### YOUR OBJECTIVE:
Copy each line containing the word "Virtualize" from the records that follow, please.

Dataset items
━━━━

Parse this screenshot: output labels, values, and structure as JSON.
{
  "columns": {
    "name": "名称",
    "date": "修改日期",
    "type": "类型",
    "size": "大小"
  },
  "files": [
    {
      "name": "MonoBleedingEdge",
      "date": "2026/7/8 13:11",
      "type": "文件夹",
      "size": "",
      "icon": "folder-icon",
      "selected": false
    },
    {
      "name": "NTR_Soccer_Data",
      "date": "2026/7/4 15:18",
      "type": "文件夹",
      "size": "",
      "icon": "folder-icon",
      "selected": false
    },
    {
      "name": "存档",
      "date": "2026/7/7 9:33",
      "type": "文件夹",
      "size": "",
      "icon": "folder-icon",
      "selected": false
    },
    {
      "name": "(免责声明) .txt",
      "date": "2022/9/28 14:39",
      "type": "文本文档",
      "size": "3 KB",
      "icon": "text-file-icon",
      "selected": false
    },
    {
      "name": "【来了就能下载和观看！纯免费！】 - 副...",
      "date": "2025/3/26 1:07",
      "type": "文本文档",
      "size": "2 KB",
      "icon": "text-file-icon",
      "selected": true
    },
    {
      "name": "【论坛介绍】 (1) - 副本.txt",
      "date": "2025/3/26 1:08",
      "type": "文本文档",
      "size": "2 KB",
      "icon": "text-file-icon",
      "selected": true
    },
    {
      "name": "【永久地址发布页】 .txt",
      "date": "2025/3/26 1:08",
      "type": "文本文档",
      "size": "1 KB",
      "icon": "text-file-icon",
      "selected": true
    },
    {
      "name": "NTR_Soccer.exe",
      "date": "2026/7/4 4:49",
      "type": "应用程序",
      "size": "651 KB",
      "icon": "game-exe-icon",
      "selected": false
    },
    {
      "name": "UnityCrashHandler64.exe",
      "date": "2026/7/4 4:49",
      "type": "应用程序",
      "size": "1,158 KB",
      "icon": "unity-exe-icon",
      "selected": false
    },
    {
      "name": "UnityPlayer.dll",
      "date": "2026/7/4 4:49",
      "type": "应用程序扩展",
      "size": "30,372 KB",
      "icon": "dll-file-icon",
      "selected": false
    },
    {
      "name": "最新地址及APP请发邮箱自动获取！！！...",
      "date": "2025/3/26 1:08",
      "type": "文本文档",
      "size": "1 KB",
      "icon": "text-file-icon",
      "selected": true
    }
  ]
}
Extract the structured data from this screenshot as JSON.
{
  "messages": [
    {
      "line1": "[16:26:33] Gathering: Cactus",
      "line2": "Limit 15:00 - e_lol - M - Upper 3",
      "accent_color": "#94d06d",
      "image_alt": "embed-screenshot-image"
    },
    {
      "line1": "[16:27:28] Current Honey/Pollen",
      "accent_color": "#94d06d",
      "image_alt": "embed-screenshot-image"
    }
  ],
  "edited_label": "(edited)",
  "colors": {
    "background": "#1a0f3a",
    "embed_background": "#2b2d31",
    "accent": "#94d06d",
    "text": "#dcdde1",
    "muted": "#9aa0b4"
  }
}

━━━━

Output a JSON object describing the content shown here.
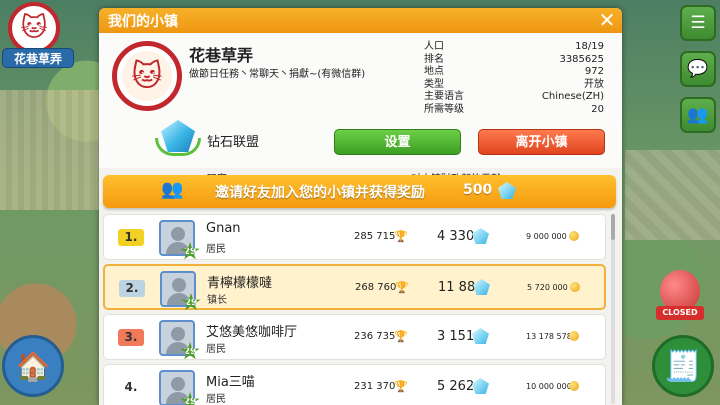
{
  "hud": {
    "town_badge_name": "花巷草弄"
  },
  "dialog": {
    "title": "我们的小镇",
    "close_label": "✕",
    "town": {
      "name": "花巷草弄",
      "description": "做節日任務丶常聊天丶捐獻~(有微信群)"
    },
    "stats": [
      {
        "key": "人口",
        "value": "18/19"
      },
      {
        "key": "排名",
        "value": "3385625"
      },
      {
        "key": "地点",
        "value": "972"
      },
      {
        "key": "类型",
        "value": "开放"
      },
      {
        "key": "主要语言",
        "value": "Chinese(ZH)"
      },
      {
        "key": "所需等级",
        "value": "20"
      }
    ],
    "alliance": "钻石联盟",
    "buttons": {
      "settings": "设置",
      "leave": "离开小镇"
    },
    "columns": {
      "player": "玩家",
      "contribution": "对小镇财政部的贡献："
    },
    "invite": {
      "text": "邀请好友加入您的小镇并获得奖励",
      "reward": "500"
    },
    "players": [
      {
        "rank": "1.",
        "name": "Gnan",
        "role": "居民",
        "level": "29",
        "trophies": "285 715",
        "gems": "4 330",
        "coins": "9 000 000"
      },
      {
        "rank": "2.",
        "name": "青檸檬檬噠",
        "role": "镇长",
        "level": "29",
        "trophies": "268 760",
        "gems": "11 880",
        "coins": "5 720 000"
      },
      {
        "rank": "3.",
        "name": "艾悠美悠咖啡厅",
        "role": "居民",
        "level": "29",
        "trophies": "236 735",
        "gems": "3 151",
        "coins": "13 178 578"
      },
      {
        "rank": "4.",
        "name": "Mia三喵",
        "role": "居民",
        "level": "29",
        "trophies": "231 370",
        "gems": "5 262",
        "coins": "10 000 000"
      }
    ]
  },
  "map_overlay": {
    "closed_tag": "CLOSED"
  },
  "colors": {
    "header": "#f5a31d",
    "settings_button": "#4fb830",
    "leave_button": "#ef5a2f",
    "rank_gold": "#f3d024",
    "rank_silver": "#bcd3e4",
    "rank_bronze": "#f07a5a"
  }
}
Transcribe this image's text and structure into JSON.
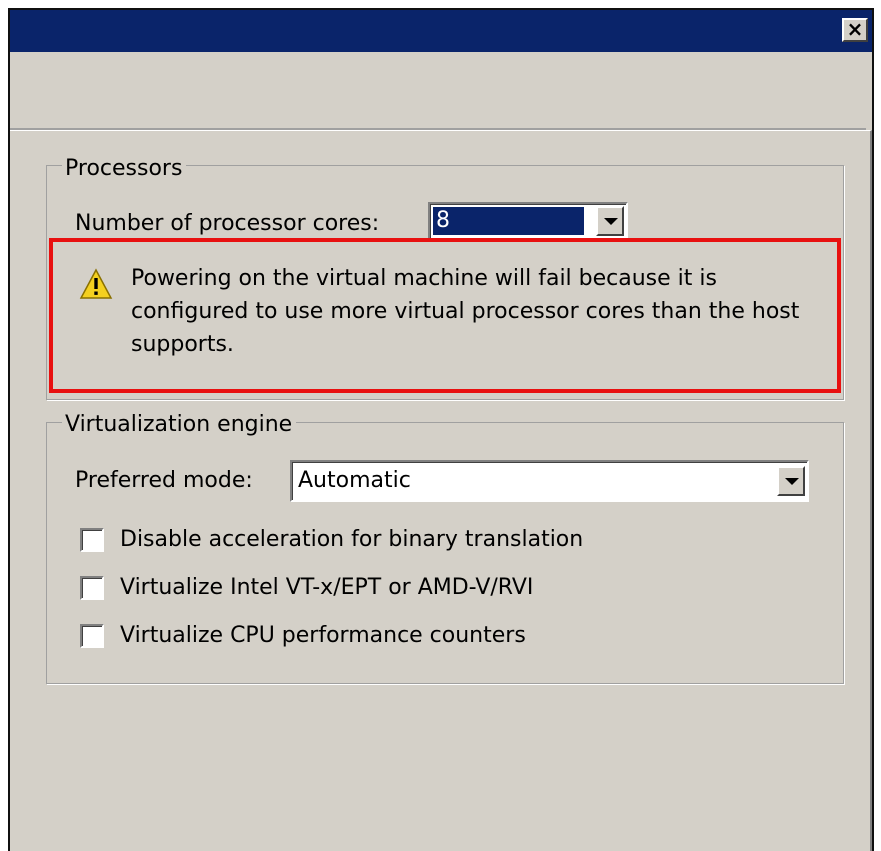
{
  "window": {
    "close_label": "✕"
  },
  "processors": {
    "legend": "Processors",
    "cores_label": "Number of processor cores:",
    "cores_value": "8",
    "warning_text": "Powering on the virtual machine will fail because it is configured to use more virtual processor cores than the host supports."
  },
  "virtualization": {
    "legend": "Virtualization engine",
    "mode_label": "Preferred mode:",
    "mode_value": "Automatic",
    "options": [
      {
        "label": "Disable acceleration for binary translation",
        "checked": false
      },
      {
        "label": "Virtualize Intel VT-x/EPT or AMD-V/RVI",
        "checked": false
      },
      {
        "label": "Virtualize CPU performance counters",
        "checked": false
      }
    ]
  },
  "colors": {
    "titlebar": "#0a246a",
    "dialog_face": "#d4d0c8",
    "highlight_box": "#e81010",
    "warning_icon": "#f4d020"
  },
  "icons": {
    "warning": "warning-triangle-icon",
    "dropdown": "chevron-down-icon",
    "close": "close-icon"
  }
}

━━━━

### EXERCISE RESULT:
        "label": "Virtualize Intel VT-x/EPT or AMD-V/RVI",
        "label": "Virtualize CPU performance counters",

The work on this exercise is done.